═════ DATA FOR THIS TASK ═════

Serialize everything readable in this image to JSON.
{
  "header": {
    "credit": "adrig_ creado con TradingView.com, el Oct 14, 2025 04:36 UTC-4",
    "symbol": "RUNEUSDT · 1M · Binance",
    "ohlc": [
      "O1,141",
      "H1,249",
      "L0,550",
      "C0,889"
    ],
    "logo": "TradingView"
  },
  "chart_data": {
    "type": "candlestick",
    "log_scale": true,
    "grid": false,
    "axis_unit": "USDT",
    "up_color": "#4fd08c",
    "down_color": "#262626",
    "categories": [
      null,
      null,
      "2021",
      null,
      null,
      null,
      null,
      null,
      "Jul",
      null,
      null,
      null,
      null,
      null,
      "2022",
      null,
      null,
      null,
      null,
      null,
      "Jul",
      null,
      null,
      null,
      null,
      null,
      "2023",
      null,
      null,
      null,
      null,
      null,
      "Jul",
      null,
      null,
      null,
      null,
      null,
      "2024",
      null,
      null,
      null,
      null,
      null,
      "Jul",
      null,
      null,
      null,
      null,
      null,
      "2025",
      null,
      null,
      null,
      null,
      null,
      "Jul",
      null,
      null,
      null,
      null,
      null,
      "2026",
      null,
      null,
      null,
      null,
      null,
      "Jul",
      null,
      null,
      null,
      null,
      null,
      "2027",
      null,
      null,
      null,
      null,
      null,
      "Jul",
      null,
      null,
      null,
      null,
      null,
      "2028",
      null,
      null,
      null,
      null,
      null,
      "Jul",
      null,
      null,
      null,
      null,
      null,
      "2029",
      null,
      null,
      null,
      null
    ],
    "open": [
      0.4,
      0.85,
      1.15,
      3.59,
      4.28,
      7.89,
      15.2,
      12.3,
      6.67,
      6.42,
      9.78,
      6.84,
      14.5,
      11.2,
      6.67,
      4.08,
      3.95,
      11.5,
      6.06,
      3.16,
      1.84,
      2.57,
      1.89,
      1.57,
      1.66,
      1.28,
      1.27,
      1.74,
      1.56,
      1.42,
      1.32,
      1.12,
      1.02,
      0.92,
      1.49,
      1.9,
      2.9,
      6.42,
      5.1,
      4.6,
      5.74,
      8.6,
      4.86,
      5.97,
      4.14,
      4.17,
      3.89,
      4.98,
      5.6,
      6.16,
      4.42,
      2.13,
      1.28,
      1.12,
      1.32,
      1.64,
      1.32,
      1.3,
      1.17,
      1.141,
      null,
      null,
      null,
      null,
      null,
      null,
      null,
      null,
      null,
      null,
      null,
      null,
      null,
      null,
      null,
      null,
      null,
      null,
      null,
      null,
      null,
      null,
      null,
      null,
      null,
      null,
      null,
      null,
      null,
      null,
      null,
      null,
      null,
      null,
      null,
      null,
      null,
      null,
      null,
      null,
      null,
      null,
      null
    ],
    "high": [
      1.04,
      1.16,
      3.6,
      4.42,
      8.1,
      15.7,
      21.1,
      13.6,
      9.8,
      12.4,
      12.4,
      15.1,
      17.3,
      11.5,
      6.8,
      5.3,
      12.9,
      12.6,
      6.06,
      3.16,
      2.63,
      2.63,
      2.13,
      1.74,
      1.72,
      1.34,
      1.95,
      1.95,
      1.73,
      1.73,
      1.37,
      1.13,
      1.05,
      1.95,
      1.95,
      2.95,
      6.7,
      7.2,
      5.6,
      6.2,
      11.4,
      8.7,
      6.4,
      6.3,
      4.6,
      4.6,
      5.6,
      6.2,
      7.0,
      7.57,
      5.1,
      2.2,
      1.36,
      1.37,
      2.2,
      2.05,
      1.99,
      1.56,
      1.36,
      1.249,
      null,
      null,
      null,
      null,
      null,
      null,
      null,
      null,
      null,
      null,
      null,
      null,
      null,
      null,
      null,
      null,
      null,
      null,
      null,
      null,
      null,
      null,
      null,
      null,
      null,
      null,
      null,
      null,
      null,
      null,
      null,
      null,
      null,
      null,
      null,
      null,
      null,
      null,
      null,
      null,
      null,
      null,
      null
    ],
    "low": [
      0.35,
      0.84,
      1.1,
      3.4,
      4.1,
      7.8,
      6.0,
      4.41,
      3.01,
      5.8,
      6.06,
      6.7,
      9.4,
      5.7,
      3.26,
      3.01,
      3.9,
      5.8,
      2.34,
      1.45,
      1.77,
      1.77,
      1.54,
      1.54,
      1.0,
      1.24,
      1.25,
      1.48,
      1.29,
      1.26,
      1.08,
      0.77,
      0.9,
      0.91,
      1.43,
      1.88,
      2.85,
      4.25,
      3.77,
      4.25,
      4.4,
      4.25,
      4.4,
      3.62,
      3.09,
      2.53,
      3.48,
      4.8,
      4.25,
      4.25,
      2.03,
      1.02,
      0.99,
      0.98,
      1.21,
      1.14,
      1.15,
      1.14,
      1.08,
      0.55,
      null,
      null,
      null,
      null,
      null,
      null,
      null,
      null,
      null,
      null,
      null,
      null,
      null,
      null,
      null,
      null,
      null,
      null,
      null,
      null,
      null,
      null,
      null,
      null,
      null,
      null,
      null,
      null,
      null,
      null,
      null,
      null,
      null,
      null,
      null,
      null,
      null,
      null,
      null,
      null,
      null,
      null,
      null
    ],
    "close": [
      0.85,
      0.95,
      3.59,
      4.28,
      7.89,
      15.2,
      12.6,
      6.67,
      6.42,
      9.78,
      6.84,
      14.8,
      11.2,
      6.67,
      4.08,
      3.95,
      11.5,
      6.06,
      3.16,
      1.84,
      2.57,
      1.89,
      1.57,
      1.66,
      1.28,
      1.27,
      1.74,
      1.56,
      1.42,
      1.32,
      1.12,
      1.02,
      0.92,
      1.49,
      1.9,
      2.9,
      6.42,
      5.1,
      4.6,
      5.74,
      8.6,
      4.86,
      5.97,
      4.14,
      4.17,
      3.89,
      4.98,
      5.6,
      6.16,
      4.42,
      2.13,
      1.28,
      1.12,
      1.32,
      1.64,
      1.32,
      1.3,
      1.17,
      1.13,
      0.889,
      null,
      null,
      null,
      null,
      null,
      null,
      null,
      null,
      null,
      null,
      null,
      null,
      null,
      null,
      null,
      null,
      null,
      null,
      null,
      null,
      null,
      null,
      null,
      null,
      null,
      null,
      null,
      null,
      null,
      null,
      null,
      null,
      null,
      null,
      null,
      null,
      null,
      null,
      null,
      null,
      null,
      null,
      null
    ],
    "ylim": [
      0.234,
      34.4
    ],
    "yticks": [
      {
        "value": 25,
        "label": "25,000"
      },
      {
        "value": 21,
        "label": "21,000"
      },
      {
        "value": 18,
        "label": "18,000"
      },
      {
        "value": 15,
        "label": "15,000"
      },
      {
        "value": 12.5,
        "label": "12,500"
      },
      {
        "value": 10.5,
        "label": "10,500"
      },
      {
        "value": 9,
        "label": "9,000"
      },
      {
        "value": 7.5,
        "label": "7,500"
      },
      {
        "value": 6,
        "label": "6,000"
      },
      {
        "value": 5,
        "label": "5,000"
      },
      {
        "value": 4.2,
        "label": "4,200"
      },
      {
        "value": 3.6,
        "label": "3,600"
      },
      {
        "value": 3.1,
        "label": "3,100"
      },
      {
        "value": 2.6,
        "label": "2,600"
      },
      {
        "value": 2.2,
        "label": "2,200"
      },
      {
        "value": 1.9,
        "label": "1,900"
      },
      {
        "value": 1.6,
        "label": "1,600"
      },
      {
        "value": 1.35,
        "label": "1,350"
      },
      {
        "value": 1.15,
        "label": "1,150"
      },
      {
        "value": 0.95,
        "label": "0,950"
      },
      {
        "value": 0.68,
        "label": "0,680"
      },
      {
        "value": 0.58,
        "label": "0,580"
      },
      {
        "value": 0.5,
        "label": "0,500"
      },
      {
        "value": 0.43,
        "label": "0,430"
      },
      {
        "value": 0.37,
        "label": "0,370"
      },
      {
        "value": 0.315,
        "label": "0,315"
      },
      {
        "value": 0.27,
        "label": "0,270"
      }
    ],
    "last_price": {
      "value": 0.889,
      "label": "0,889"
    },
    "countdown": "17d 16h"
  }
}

═════
═════ DATA FOR THIS TASK ═════

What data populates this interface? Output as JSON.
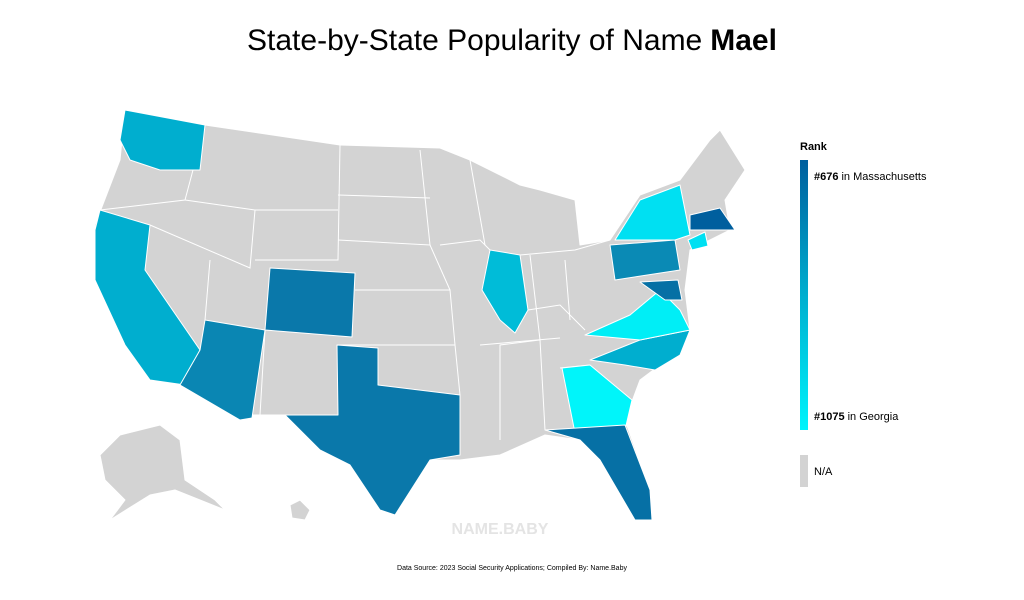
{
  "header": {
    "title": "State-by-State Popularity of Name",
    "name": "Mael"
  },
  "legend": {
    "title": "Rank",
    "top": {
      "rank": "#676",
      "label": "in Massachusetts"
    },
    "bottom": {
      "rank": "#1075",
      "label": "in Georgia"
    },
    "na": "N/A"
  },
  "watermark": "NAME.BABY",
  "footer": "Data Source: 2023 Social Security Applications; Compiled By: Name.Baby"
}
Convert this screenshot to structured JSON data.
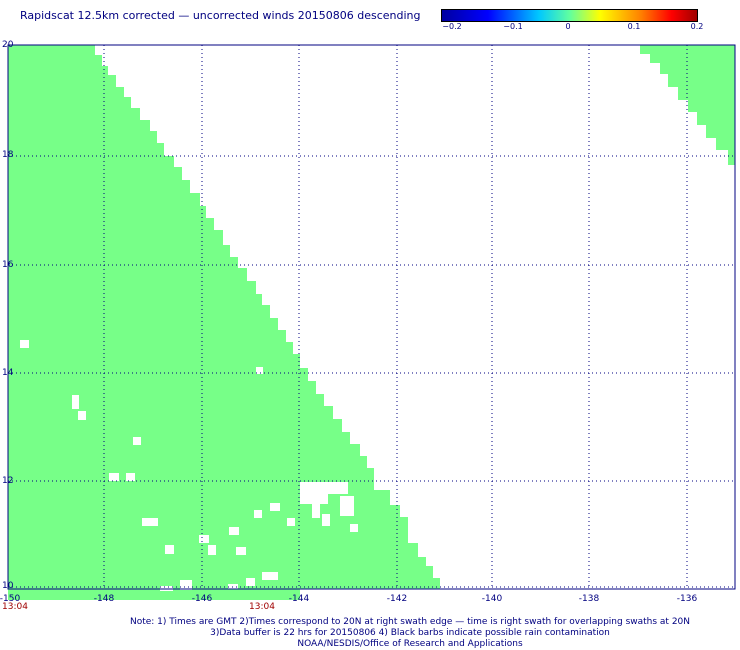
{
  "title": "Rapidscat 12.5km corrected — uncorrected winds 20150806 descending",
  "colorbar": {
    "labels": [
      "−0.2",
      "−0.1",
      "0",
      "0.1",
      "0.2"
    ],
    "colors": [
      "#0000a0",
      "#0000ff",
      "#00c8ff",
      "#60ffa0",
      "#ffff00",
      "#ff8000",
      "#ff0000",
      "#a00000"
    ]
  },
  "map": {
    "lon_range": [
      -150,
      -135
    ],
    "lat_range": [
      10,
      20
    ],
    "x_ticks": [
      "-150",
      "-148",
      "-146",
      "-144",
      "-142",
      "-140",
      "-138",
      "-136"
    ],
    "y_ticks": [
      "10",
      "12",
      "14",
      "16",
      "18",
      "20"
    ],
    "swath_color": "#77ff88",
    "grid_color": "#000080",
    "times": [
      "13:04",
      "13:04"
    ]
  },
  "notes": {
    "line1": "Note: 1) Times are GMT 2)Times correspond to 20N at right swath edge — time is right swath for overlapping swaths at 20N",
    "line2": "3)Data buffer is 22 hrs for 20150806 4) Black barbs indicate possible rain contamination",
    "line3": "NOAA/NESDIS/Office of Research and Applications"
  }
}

═════
═════ DATA FOR THIS TASK ═════

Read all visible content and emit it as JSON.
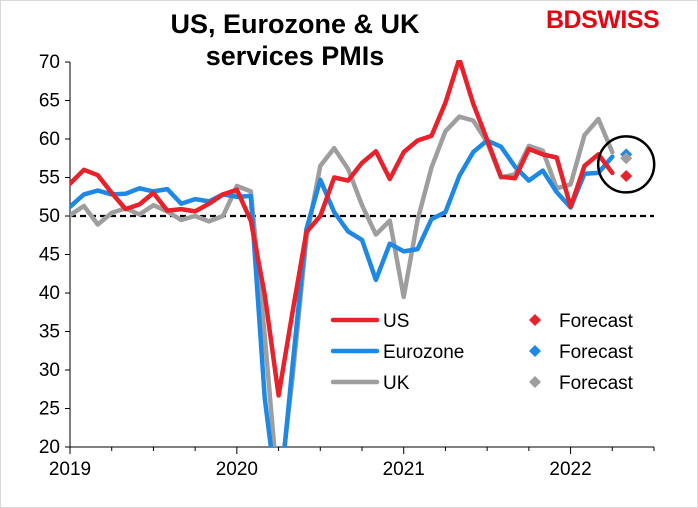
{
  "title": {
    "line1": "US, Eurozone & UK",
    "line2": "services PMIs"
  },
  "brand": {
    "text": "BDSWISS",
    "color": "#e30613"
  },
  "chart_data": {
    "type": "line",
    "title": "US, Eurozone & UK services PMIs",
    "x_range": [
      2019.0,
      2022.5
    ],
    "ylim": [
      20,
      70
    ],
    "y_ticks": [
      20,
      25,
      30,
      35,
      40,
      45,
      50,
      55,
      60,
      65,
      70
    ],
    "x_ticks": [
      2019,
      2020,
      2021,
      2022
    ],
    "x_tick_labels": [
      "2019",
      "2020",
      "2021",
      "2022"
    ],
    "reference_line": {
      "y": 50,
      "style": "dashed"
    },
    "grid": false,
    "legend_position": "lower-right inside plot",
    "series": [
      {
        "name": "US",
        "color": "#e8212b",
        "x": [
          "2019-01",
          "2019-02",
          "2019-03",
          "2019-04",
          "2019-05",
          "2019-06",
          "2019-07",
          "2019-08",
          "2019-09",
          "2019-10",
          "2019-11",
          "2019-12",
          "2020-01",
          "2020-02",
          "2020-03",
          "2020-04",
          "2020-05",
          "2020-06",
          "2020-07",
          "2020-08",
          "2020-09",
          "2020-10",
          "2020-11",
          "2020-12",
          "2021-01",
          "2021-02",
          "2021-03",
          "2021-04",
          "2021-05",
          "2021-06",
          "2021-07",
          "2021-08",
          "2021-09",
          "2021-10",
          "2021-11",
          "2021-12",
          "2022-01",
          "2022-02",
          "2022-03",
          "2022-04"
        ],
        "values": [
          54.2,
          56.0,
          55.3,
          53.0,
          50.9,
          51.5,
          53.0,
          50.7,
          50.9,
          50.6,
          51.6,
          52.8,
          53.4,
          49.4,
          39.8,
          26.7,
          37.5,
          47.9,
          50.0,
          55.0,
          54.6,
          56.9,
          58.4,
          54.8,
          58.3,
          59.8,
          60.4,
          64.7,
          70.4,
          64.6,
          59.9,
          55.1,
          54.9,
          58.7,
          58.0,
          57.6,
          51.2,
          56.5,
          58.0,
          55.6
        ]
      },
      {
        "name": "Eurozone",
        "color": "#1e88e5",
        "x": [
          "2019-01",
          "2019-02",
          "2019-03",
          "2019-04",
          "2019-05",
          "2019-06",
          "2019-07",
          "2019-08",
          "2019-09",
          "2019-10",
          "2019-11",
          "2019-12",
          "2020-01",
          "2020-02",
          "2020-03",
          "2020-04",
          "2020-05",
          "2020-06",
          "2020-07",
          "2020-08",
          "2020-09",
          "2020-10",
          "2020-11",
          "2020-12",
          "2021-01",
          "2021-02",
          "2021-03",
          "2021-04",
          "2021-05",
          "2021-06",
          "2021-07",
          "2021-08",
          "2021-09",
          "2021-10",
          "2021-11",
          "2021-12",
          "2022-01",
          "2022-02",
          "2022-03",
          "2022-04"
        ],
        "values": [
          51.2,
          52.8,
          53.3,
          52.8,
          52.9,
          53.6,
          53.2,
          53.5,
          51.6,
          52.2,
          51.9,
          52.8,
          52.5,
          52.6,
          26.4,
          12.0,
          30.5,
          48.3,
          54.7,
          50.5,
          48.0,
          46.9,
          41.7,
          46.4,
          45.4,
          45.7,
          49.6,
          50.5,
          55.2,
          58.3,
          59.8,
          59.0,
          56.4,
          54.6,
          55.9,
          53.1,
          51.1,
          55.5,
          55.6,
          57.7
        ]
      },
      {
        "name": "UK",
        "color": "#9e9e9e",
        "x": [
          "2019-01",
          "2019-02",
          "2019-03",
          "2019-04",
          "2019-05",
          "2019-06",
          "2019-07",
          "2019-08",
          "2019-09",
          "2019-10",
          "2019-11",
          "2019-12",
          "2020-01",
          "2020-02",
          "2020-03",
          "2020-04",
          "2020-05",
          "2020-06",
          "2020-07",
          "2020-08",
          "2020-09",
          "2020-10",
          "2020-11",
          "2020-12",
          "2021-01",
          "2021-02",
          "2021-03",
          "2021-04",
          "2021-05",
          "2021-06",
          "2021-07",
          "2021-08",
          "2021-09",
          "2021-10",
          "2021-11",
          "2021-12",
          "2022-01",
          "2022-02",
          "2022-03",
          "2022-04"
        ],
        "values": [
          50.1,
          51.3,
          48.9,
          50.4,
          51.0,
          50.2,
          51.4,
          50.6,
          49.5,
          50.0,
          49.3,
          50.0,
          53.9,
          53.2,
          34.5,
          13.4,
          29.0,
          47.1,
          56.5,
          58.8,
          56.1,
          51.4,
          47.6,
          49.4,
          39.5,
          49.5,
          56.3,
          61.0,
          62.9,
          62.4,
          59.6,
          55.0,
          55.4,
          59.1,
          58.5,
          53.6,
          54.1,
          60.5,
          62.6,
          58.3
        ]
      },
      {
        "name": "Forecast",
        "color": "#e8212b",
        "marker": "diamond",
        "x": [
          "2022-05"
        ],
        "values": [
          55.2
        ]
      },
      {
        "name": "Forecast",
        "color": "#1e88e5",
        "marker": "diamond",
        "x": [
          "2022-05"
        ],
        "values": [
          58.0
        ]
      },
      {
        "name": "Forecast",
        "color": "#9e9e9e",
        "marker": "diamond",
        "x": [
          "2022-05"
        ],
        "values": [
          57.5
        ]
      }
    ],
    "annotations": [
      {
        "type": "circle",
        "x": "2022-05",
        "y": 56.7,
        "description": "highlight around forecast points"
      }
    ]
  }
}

═════

Copy each line of the listing that includes "Eurozone".

### EXERCISE RESPONSE:
    "line1": "US, Eurozone & UK",
    "title": "US, Eurozone & UK services PMIs",
        "name": "Eurozone",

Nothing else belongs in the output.